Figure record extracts
......
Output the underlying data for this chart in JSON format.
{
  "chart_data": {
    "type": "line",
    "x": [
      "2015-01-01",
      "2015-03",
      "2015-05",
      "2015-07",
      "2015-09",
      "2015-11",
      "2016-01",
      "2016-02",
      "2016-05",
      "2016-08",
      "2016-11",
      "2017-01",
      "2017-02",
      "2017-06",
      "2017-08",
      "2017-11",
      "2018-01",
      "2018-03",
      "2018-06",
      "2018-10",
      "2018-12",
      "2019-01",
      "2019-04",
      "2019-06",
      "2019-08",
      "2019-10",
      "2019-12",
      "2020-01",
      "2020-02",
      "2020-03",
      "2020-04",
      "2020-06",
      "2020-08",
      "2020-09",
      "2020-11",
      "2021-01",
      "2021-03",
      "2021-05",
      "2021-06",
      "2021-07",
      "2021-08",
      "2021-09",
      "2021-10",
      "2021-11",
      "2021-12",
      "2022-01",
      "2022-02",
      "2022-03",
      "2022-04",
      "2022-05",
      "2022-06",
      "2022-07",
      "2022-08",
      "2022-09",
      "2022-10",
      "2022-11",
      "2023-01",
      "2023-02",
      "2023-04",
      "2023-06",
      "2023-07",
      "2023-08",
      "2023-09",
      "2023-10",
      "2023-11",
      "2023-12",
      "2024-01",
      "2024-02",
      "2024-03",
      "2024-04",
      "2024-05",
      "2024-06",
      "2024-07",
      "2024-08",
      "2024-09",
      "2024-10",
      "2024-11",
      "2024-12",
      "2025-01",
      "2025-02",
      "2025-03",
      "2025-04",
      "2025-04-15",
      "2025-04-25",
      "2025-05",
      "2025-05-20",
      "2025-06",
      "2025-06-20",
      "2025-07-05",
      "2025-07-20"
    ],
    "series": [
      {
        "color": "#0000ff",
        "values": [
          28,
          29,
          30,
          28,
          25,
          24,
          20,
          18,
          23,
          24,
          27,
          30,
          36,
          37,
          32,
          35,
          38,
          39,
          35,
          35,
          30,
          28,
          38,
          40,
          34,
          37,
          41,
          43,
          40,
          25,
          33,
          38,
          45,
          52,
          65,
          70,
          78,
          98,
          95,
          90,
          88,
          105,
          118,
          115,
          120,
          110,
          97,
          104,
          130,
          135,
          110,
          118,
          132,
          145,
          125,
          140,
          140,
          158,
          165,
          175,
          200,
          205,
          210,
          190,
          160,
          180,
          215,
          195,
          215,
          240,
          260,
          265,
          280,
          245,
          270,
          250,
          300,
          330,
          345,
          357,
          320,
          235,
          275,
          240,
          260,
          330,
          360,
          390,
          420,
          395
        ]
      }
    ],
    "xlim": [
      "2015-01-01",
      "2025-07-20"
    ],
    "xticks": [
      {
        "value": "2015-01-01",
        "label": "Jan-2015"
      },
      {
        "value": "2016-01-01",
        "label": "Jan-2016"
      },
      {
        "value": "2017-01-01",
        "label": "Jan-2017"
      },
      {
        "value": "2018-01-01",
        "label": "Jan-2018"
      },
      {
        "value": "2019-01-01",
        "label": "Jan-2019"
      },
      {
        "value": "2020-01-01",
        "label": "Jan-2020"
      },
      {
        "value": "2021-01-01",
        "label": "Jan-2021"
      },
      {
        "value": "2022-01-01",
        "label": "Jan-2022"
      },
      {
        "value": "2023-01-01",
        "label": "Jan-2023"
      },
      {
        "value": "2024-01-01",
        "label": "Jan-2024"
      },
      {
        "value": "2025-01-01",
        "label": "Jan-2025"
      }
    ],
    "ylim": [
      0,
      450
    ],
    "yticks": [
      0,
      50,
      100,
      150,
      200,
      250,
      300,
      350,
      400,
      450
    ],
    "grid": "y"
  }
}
......
» Task brief: From the records above, please extract every line and repeat it exactly.

» Written response:
Output the underlying data for this chart in JSON format.
{
  "chart_data": {
    "type": "line",
    "x": [
      "2015-01-01",
      "2015-03",
      "2015-05",
      "2015-07",
      "2015-09",
      "2015-11",
      "2016-01",
      "2016-02",
      "2016-05",
      "2016-08",
      "2016-11",
      "2017-01",
      "2017-02",
      "2017-06",
      "2017-08",
      "2017-11",
      "2018-01",
      "2018-03",
      "2018-06",
      "2018-10",
      "2018-12",
      "2019-01",
      "2019-04",
      "2019-06",
      "2019-08",
      "2019-10",
      "2019-12",
      "2020-01",
      "2020-02",
      "2020-03",
      "2020-04",
      "2020-06",
      "2020-08",
      "2020-09",
      "2020-11",
      "2021-01",
      "2021-03",
      "2021-05",
      "2021-06",
      "2021-07",
      "2021-08",
      "2021-09",
      "2021-10",
      "2021-11",
      "2021-12",
      "2022-01",
      "2022-02",
      "2022-03",
      "2022-04",
      "2022-05",
      "2022-06",
      "2022-07",
      "2022-08",
      "2022-09",
      "2022-10",
      "2022-11",
      "2023-01",
      "2023-02",
      "2023-04",
      "2023-06",
      "2023-07",
      "2023-08",
      "2023-09",
      "2023-10",
      "2023-11",
      "2023-12",
      "2024-01",
      "2024-02",
      "2024-03",
      "2024-04",
      "2024-05",
      "2024-06",
      "2024-07",
      "2024-08",
      "2024-09",
      "2024-10",
      "2024-11",
      "2024-12",
      "2025-01",
      "2025-02",
      "2025-03",
      "2025-04",
      "2025-04-15",
      "2025-04-25",
      "2025-05",
      "2025-05-20",
      "2025-06",
      "2025-06-20",
      "2025-07-05",
      "2025-07-20"
    ],
    "series": [
      {
        "color": "#0000ff",
        "values": [
          28,
          29,
          30,
          28,
          25,
          24,
          20,
          18,
          23,
          24,
          27,
          30,
          36,
          37,
          32,
          35,
          38,
          39,
          35,
          35,
          30,
          28,
          38,
          40,
          34,
          37,
          41,
          43,
          40,
          25,
          33,
          38,
          45,
          52,
          65,
          70,
          78,
          98,
          95,
          90,
          88,
          105,
          118,
          115,
          120,
          110,
          97,
          104,
          130,
          135,
          110,
          118,
          132,
          145,
          125,
          140,
          140,
          158,
          165,
          175,
          200,
          205,
          210,
          190,
          160,
          180,
          215,
          195,
          215,
          240,
          260,
          265,
          280,
          245,
          270,
          250,
          300,
          330,
          345,
          357,
          320,
          235,
          275,
          240,
          260,
          330,
          360,
          390,
          420,
          395
        ]
      }
    ],
    "xlim": [
      "2015-01-01",
      "2025-07-20"
    ],
    "xticks": [
      {
        "value": "2015-01-01",
        "label": "Jan-2015"
      },
      {
        "value": "2016-01-01",
        "label": "Jan-2016"
      },
      {
        "value": "2017-01-01",
        "label": "Jan-2017"
      },
      {
        "value": "2018-01-01",
        "label": "Jan-2018"
      },
      {
        "value": "2019-01-01",
        "label": "Jan-2019"
      },
      {
        "value": "2020-01-01",
        "label": "Jan-2020"
      },
      {
        "value": "2021-01-01",
        "label": "Jan-2021"
      },
      {
        "value": "2022-01-01",
        "label": "Jan-2022"
      },
      {
        "value": "2023-01-01",
        "label": "Jan-2023"
      },
      {
        "value": "2024-01-01",
        "label": "Jan-2024"
      },
      {
        "value": "2025-01-01",
        "label": "Jan-2025"
      }
    ],
    "ylim": [
      0,
      450
    ],
    "yticks": [
      0,
      50,
      100,
      150,
      200,
      250,
      300,
      350,
      400,
      450
    ],
    "grid": "y"
  }
}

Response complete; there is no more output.